• **EXERCISE DATA**
····················
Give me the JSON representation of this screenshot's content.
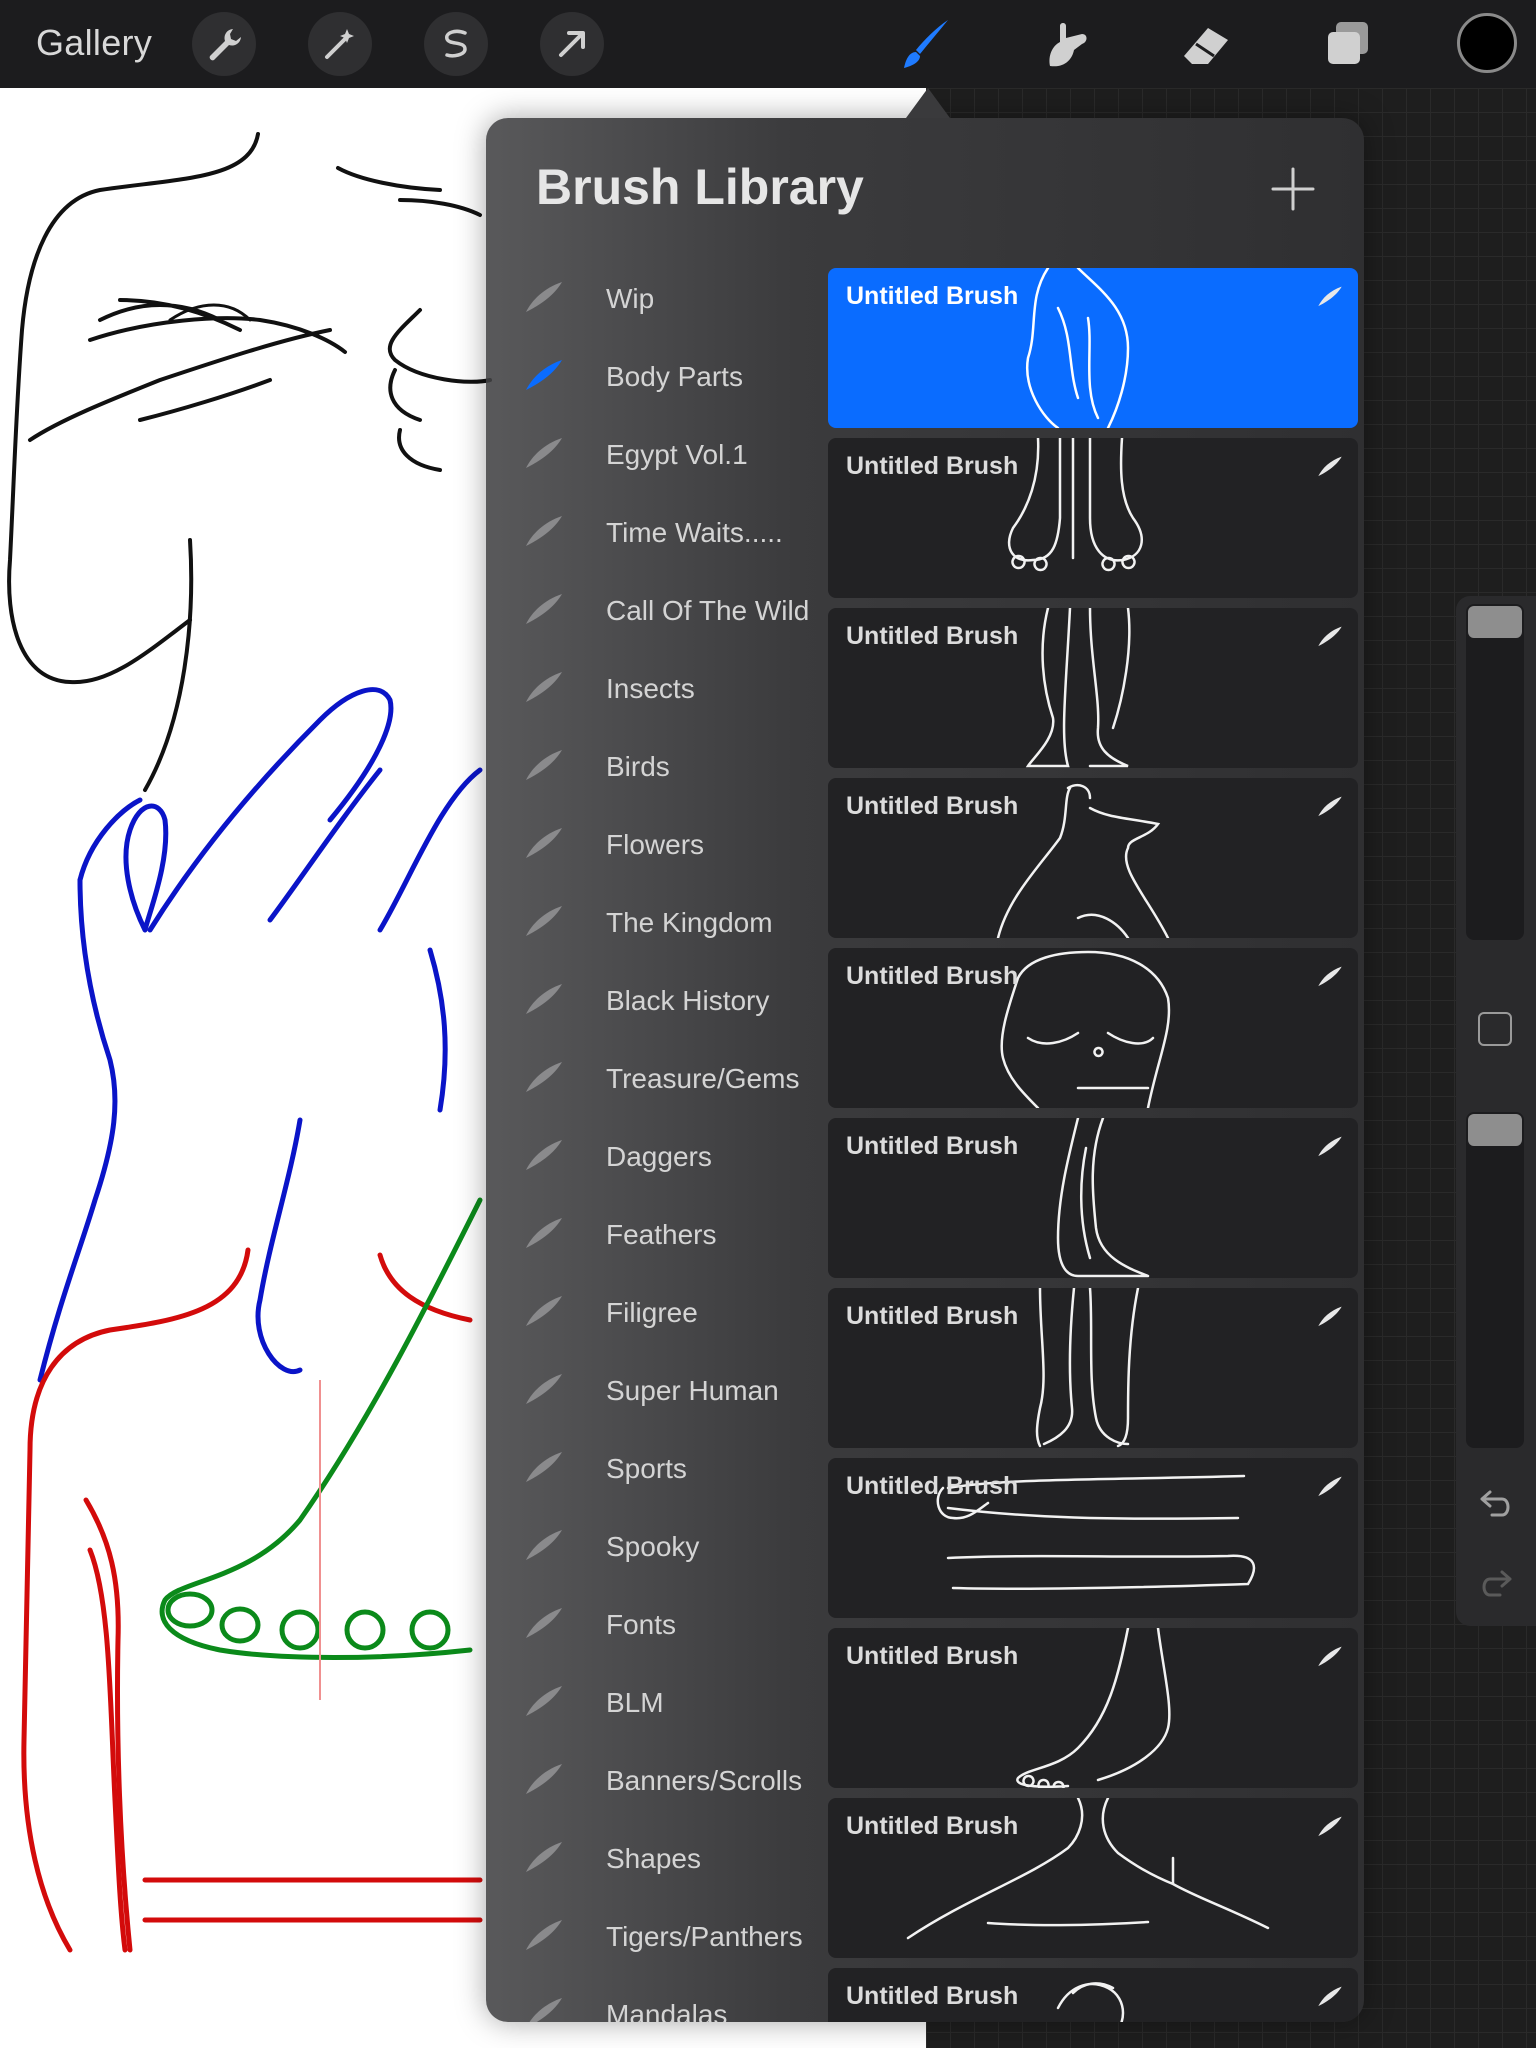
{
  "toolbar": {
    "gallery_label": "Gallery",
    "left_tools": [
      "wrench-icon",
      "magic-wand-icon",
      "selection-icon",
      "transform-arrow-icon"
    ],
    "right_tools": [
      "brush-icon",
      "smudge-icon",
      "eraser-icon",
      "layers-icon"
    ],
    "active_tool": "brush-icon",
    "current_color": "#000000"
  },
  "brush_library": {
    "title": "Brush Library",
    "add_icon": "plus-icon",
    "accent_color": "#0a6cff",
    "selected_set": "Body Parts",
    "sets": [
      {
        "label": "Wip"
      },
      {
        "label": "Body Parts"
      },
      {
        "label": "Egypt Vol.1"
      },
      {
        "label": "Time Waits....."
      },
      {
        "label": "Call Of The Wild"
      },
      {
        "label": "Insects"
      },
      {
        "label": "Birds"
      },
      {
        "label": "Flowers"
      },
      {
        "label": "The Kingdom"
      },
      {
        "label": "Black History"
      },
      {
        "label": "Treasure/Gems"
      },
      {
        "label": "Daggers"
      },
      {
        "label": "Feathers"
      },
      {
        "label": "Filigree"
      },
      {
        "label": "Super Human"
      },
      {
        "label": "Sports"
      },
      {
        "label": "Spooky"
      },
      {
        "label": "Fonts"
      },
      {
        "label": "BLM"
      },
      {
        "label": "Banners/Scrolls"
      },
      {
        "label": "Shapes"
      },
      {
        "label": "Tigers/Panthers"
      },
      {
        "label": "Mandalas"
      }
    ],
    "brushes": [
      {
        "name": "Untitled Brush",
        "preview": "arm-sketch",
        "selected": true
      },
      {
        "name": "Untitled Brush",
        "preview": "feet-pair"
      },
      {
        "name": "Untitled Brush",
        "preview": "legs-front"
      },
      {
        "name": "Untitled Brush",
        "preview": "neck-shoulder"
      },
      {
        "name": "Untitled Brush",
        "preview": "torso"
      },
      {
        "name": "Untitled Brush",
        "preview": "leg-side"
      },
      {
        "name": "Untitled Brush",
        "preview": "legs-back"
      },
      {
        "name": "Untitled Brush",
        "preview": "arms-outstretched"
      },
      {
        "name": "Untitled Brush",
        "preview": "foot"
      },
      {
        "name": "Untitled Brush",
        "preview": "collarbone"
      },
      {
        "name": "Untitled Brush",
        "preview": "pelvis"
      }
    ]
  },
  "side_panel": {
    "brush_size_level": 0.05,
    "opacity_level": 0.05,
    "modify_button": "eyedropper-square-icon",
    "undo_icon": "undo-icon",
    "redo_icon": "redo-icon"
  }
}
····················
• **WRITTEN REQUEST**
Using the material above, retype each entry exactly and omit the pictures.

• **SOLUTION BELOW**
Give me the JSON representation of this screenshot's content.
{
  "toolbar": {
    "gallery_label": "Gallery",
    "left_tools": [
      "wrench-icon",
      "magic-wand-icon",
      "selection-icon",
      "transform-arrow-icon"
    ],
    "right_tools": [
      "brush-icon",
      "smudge-icon",
      "eraser-icon",
      "layers-icon"
    ],
    "active_tool": "brush-icon",
    "current_color": "#000000"
  },
  "brush_library": {
    "title": "Brush Library",
    "add_icon": "plus-icon",
    "accent_color": "#0a6cff",
    "selected_set": "Body Parts",
    "sets": [
      {
        "label": "Wip"
      },
      {
        "label": "Body Parts"
      },
      {
        "label": "Egypt Vol.1"
      },
      {
        "label": "Time Waits....."
      },
      {
        "label": "Call Of The Wild"
      },
      {
        "label": "Insects"
      },
      {
        "label": "Birds"
      },
      {
        "label": "Flowers"
      },
      {
        "label": "The Kingdom"
      },
      {
        "label": "Black History"
      },
      {
        "label": "Treasure/Gems"
      },
      {
        "label": "Daggers"
      },
      {
        "label": "Feathers"
      },
      {
        "label": "Filigree"
      },
      {
        "label": "Super Human"
      },
      {
        "label": "Sports"
      },
      {
        "label": "Spooky"
      },
      {
        "label": "Fonts"
      },
      {
        "label": "BLM"
      },
      {
        "label": "Banners/Scrolls"
      },
      {
        "label": "Shapes"
      },
      {
        "label": "Tigers/Panthers"
      },
      {
        "label": "Mandalas"
      }
    ],
    "brushes": [
      {
        "name": "Untitled Brush",
        "preview": "arm-sketch",
        "selected": true
      },
      {
        "name": "Untitled Brush",
        "preview": "feet-pair"
      },
      {
        "name": "Untitled Brush",
        "preview": "legs-front"
      },
      {
        "name": "Untitled Brush",
        "preview": "neck-shoulder"
      },
      {
        "name": "Untitled Brush",
        "preview": "torso"
      },
      {
        "name": "Untitled Brush",
        "preview": "leg-side"
      },
      {
        "name": "Untitled Brush",
        "preview": "legs-back"
      },
      {
        "name": "Untitled Brush",
        "preview": "arms-outstretched"
      },
      {
        "name": "Untitled Brush",
        "preview": "foot"
      },
      {
        "name": "Untitled Brush",
        "preview": "collarbone"
      },
      {
        "name": "Untitled Brush",
        "preview": "pelvis"
      }
    ]
  },
  "side_panel": {
    "brush_size_level": 0.05,
    "opacity_level": 0.05,
    "modify_button": "eyedropper-square-icon",
    "undo_icon": "undo-icon",
    "redo_icon": "redo-icon"
  }
}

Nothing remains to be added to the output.